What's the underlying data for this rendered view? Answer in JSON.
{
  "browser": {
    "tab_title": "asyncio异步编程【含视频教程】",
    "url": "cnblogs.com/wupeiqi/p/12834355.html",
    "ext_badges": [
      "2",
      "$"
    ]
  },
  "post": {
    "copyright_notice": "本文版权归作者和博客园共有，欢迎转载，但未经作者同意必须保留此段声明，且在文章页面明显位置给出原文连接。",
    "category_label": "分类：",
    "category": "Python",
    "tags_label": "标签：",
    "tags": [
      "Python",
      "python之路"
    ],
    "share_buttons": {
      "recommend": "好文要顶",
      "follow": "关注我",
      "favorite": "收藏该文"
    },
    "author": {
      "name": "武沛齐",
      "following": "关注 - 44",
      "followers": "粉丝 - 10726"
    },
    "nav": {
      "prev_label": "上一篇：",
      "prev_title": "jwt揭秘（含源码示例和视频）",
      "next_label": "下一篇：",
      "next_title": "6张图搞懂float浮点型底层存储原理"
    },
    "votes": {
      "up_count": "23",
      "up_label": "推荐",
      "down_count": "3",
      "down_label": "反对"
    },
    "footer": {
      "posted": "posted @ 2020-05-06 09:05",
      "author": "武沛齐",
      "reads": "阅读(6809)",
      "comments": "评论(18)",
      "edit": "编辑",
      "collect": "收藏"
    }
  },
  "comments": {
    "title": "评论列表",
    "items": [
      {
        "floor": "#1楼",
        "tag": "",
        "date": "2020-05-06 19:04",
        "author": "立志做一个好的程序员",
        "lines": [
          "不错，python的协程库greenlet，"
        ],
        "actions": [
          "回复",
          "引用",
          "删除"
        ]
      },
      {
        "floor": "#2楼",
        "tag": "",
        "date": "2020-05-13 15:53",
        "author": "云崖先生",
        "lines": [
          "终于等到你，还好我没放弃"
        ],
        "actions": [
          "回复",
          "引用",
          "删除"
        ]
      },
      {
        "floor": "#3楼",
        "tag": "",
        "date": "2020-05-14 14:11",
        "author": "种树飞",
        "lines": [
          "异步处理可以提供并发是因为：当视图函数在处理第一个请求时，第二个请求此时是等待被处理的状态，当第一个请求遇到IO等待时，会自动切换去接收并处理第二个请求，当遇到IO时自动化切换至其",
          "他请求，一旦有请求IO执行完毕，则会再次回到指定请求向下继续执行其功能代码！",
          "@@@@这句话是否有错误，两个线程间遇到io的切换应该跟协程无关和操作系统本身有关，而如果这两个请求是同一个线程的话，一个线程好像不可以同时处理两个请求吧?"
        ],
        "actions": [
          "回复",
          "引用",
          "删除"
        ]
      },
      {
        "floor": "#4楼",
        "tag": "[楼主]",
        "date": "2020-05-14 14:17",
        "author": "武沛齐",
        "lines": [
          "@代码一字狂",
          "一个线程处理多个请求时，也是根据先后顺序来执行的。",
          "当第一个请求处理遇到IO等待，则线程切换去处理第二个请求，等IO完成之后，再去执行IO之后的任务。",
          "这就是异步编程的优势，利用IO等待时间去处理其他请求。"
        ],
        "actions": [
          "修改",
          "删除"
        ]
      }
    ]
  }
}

Task details: Make an exact copy of every line in the data.

Output for this task:
What's the underlying data for this rendered view? Answer in JSON.
{
  "browser": {
    "tab_title": "asyncio异步编程【含视频教程】",
    "url": "cnblogs.com/wupeiqi/p/12834355.html",
    "ext_badges": [
      "2",
      "$"
    ]
  },
  "post": {
    "copyright_notice": "本文版权归作者和博客园共有，欢迎转载，但未经作者同意必须保留此段声明，且在文章页面明显位置给出原文连接。",
    "category_label": "分类：",
    "category": "Python",
    "tags_label": "标签：",
    "tags": [
      "Python",
      "python之路"
    ],
    "share_buttons": {
      "recommend": "好文要顶",
      "follow": "关注我",
      "favorite": "收藏该文"
    },
    "author": {
      "name": "武沛齐",
      "following": "关注 - 44",
      "followers": "粉丝 - 10726"
    },
    "nav": {
      "prev_label": "上一篇：",
      "prev_title": "jwt揭秘（含源码示例和视频）",
      "next_label": "下一篇：",
      "next_title": "6张图搞懂float浮点型底层存储原理"
    },
    "votes": {
      "up_count": "23",
      "up_label": "推荐",
      "down_count": "3",
      "down_label": "反对"
    },
    "footer": {
      "posted": "posted @ 2020-05-06 09:05",
      "author": "武沛齐",
      "reads": "阅读(6809)",
      "comments": "评论(18)",
      "edit": "编辑",
      "collect": "收藏"
    }
  },
  "comments": {
    "title": "评论列表",
    "items": [
      {
        "floor": "#1楼",
        "tag": "",
        "date": "2020-05-06 19:04",
        "author": "立志做一个好的程序员",
        "lines": [
          "不错，python的协程库greenlet，"
        ],
        "actions": [
          "回复",
          "引用",
          "删除"
        ]
      },
      {
        "floor": "#2楼",
        "tag": "",
        "date": "2020-05-13 15:53",
        "author": "云崖先生",
        "lines": [
          "终于等到你，还好我没放弃"
        ],
        "actions": [
          "回复",
          "引用",
          "删除"
        ]
      },
      {
        "floor": "#3楼",
        "tag": "",
        "date": "2020-05-14 14:11",
        "author": "种树飞",
        "lines": [
          "异步处理可以提供并发是因为：当视图函数在处理第一个请求时，第二个请求此时是等待被处理的状态，当第一个请求遇到IO等待时，会自动切换去接收并处理第二个请求，当遇到IO时自动化切换至其",
          "他请求，一旦有请求IO执行完毕，则会再次回到指定请求向下继续执行其功能代码！",
          "@@@@这句话是否有错误，两个线程间遇到io的切换应该跟协程无关和操作系统本身有关，而如果这两个请求是同一个线程的话，一个线程好像不可以同时处理两个请求吧?"
        ],
        "actions": [
          "回复",
          "引用",
          "删除"
        ]
      },
      {
        "floor": "#4楼",
        "tag": "[楼主]",
        "date": "2020-05-14 14:17",
        "author": "武沛齐",
        "lines": [
          "@代码一字狂",
          "一个线程处理多个请求时，也是根据先后顺序来执行的。",
          "当第一个请求处理遇到IO等待，则线程切换去处理第二个请求，等IO完成之后，再去执行IO之后的任务。",
          "这就是异步编程的优势，利用IO等待时间去处理其他请求。"
        ],
        "actions": [
          "修改",
          "删除"
        ]
      }
    ]
  }
}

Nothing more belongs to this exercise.